##### Extracted information

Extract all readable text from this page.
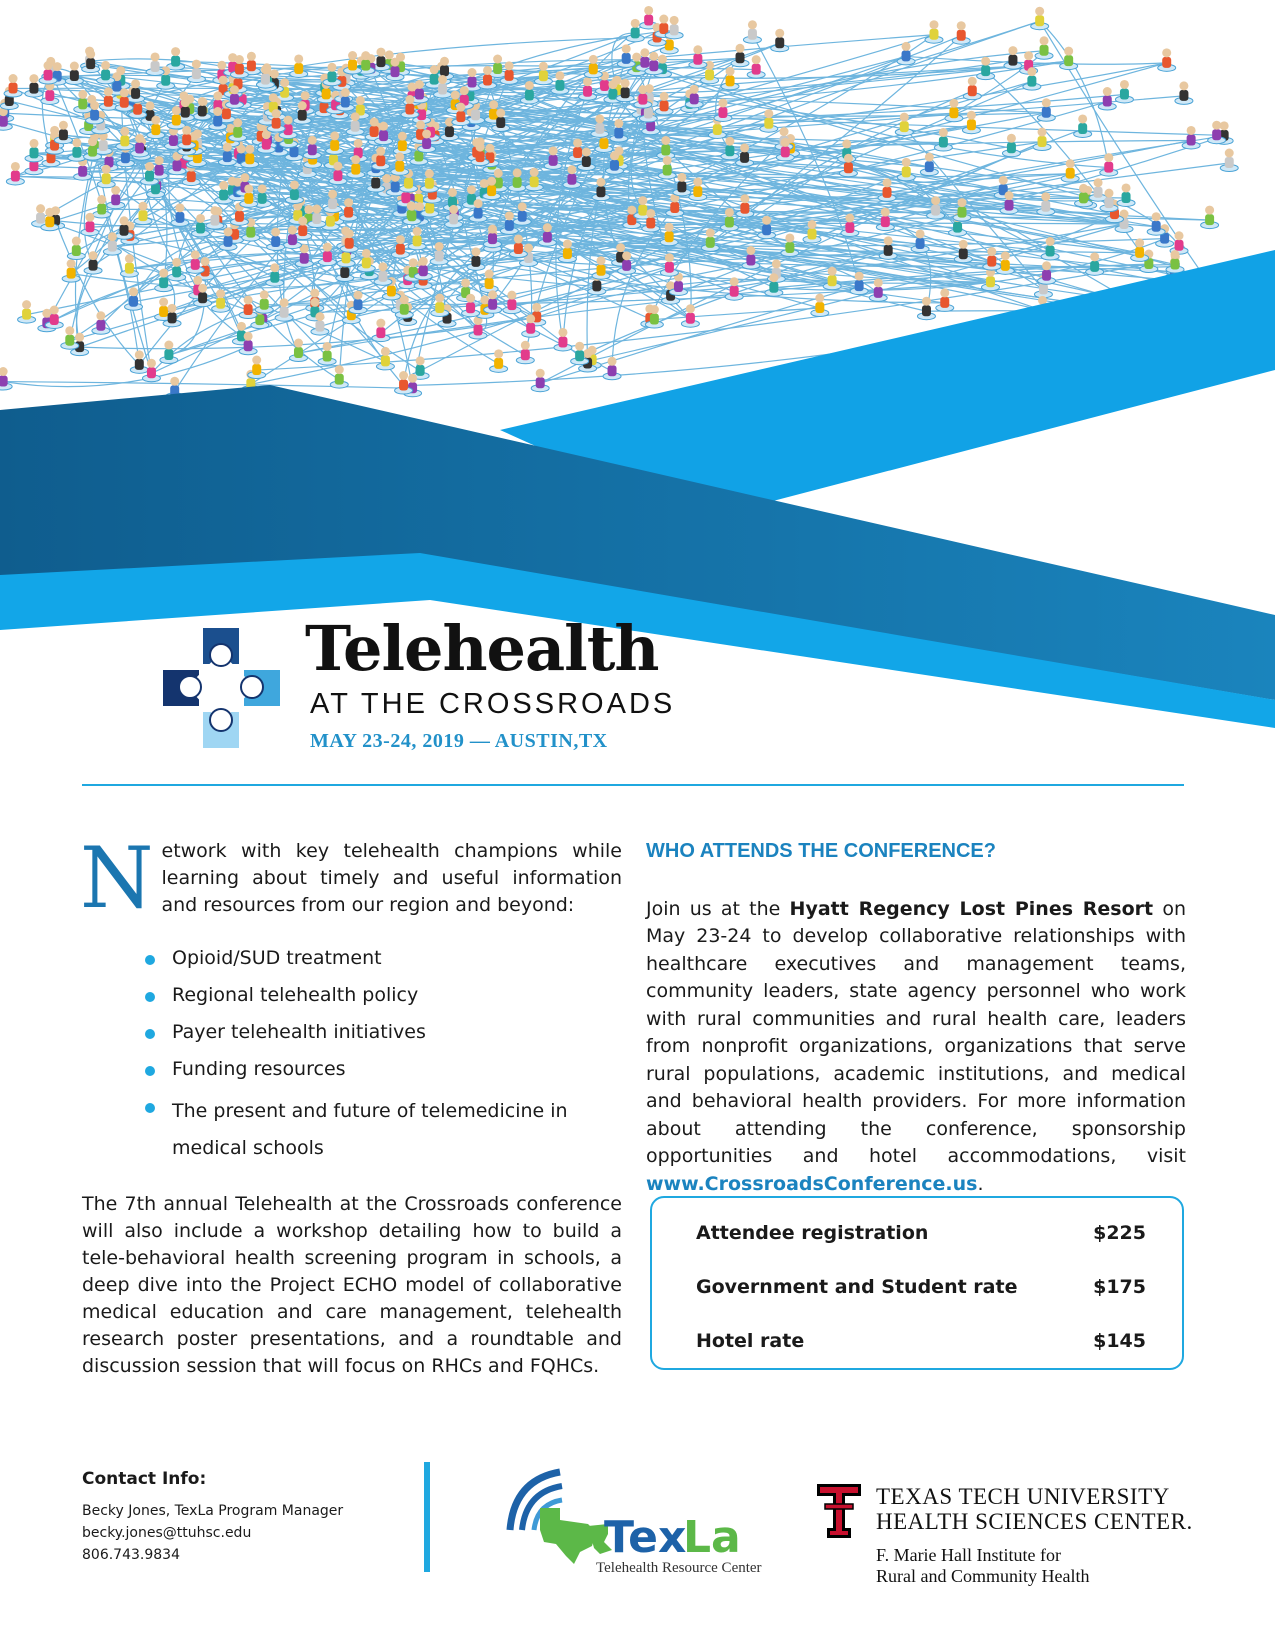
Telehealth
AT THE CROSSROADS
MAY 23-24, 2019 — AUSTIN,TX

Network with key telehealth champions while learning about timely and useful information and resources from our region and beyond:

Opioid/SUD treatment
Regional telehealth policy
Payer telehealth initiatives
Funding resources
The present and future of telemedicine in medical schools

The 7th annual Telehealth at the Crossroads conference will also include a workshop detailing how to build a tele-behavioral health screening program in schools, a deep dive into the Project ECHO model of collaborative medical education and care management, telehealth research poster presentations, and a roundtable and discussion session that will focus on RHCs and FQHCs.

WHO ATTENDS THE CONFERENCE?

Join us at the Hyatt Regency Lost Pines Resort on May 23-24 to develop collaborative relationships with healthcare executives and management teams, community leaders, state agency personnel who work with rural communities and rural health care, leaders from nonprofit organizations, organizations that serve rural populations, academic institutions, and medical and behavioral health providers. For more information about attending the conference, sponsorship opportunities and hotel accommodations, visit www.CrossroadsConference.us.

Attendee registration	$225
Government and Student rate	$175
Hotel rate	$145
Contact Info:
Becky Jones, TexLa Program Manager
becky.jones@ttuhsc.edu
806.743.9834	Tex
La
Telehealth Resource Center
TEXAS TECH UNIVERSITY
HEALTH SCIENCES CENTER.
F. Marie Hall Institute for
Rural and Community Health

##########
##### Extracted information

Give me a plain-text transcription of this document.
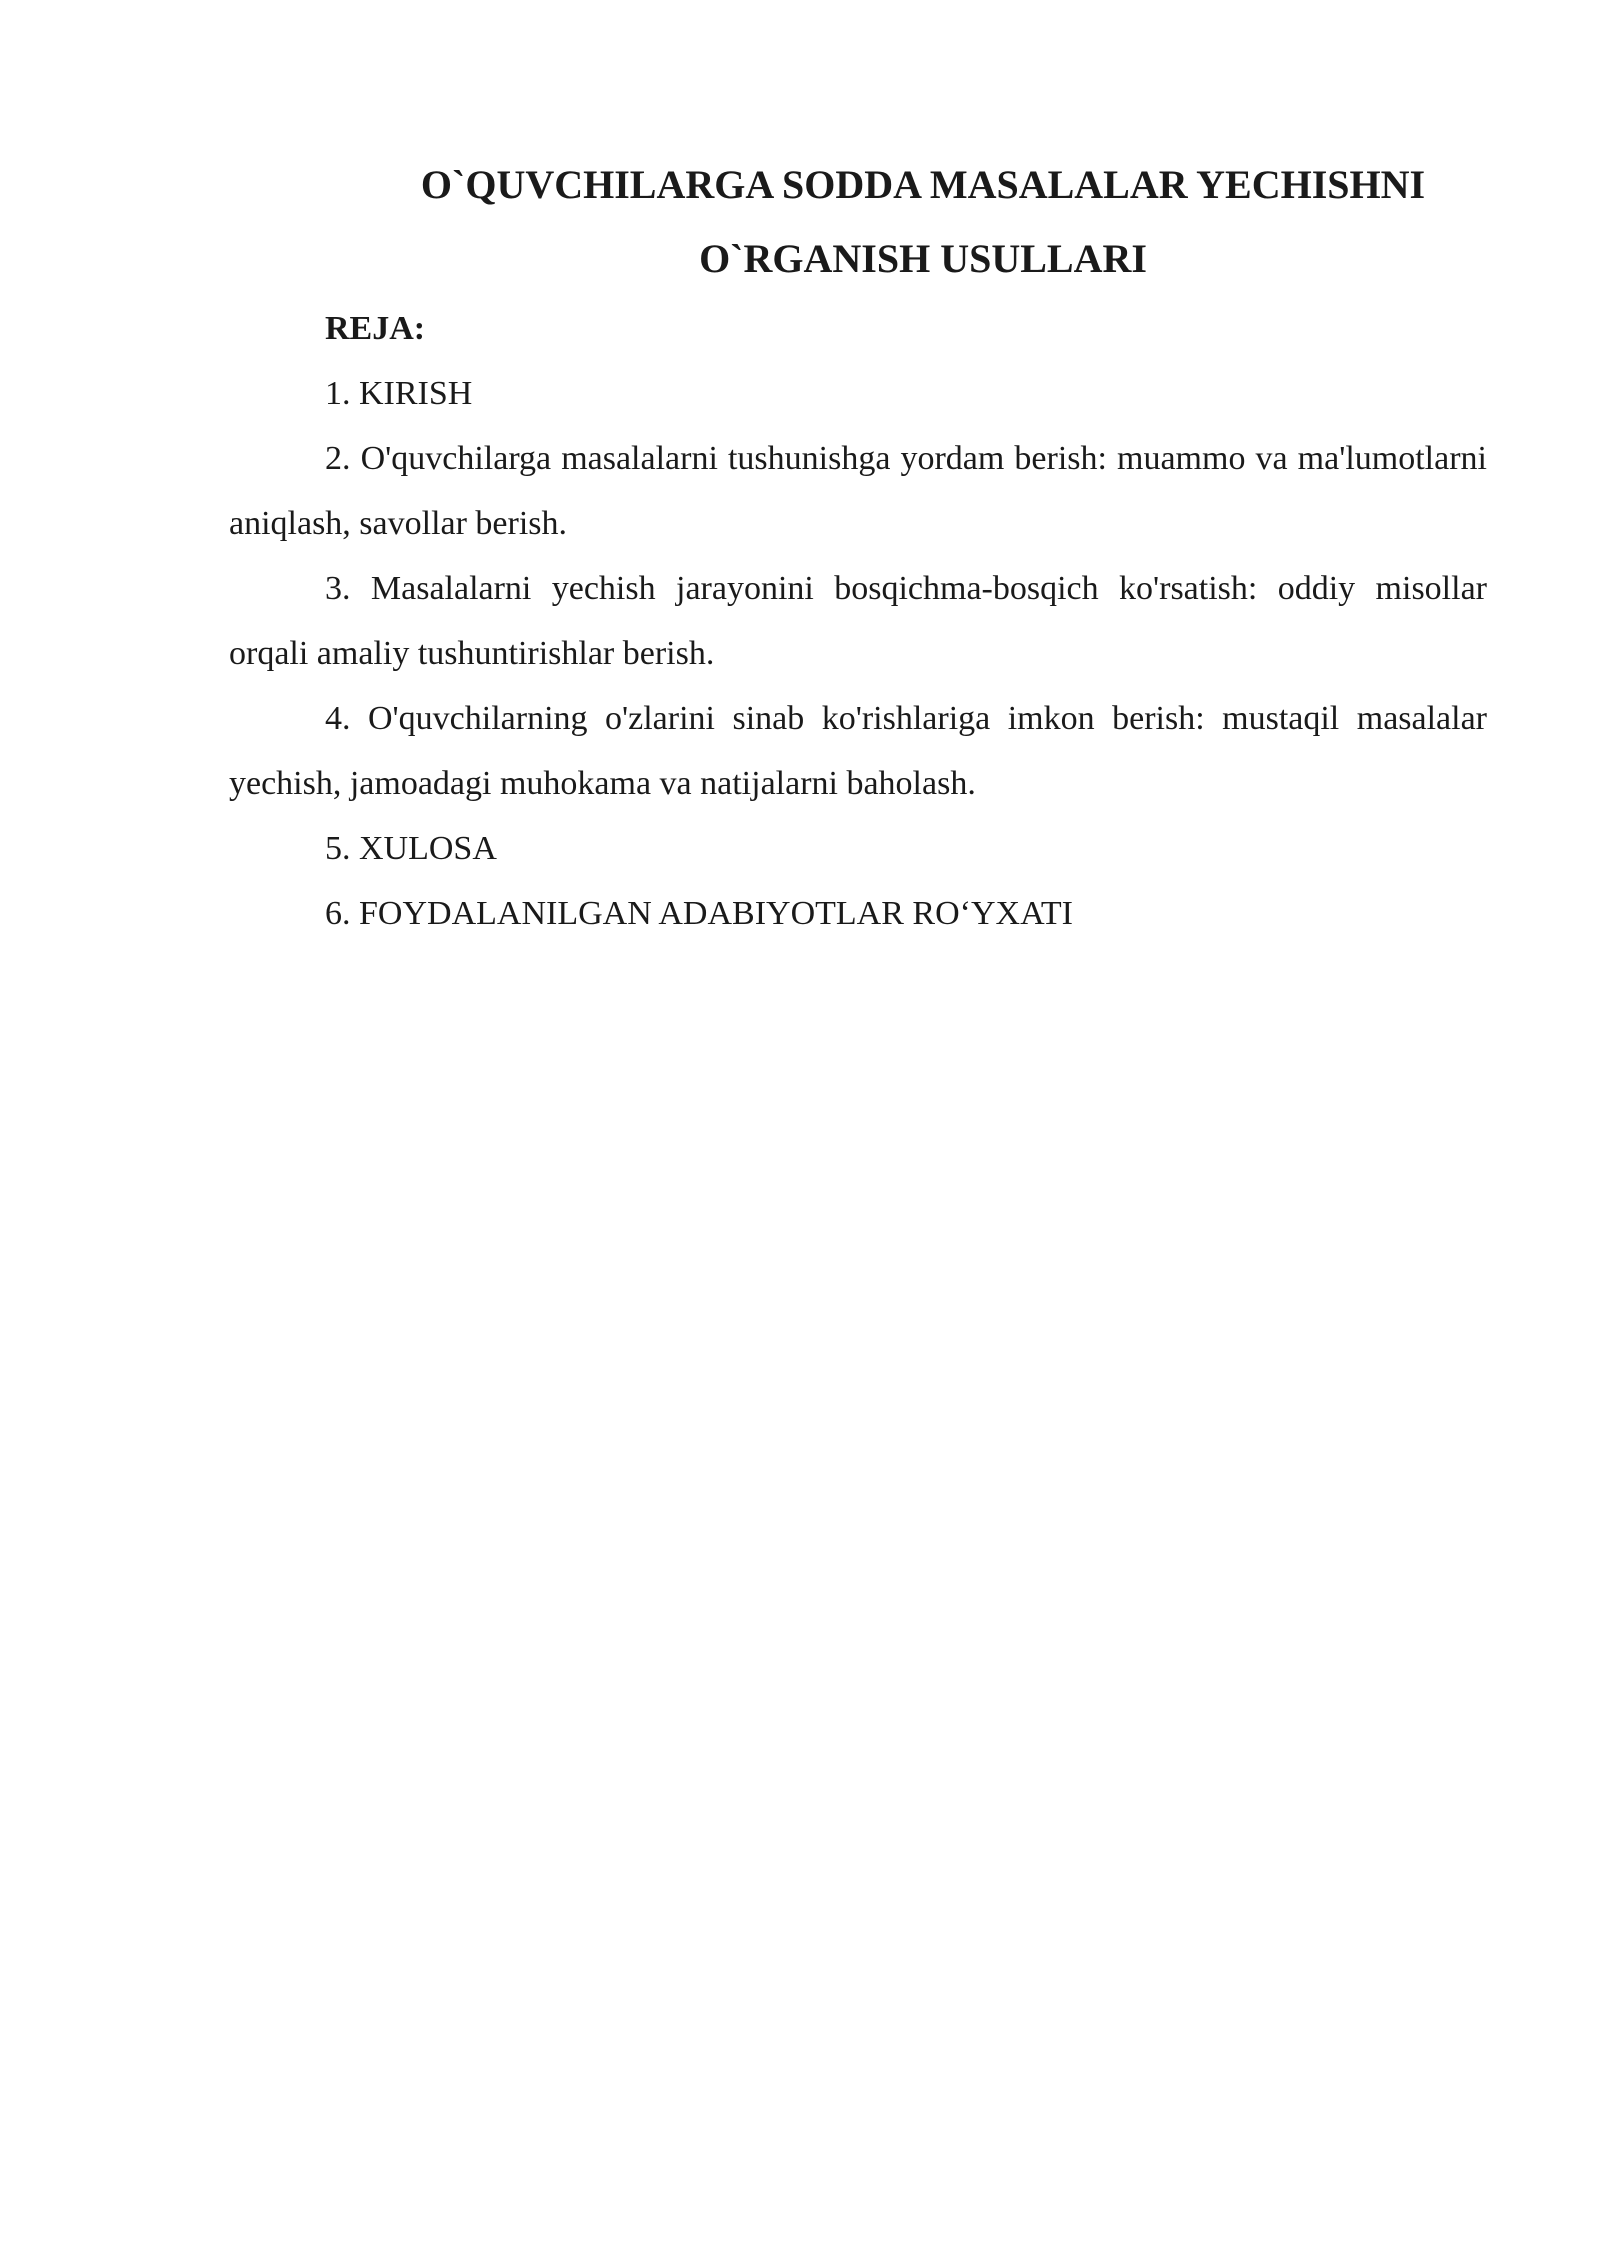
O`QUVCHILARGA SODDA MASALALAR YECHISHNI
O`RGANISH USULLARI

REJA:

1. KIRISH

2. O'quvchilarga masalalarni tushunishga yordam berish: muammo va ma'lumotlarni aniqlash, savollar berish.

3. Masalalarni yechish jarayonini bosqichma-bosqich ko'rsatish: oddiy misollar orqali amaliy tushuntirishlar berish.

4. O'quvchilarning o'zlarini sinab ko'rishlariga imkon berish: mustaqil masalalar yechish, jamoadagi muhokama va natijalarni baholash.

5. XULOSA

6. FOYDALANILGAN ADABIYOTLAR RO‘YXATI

##########

- Directions:
Count how many lines contain "schools" and give only that count.

- Answer to this problem:
2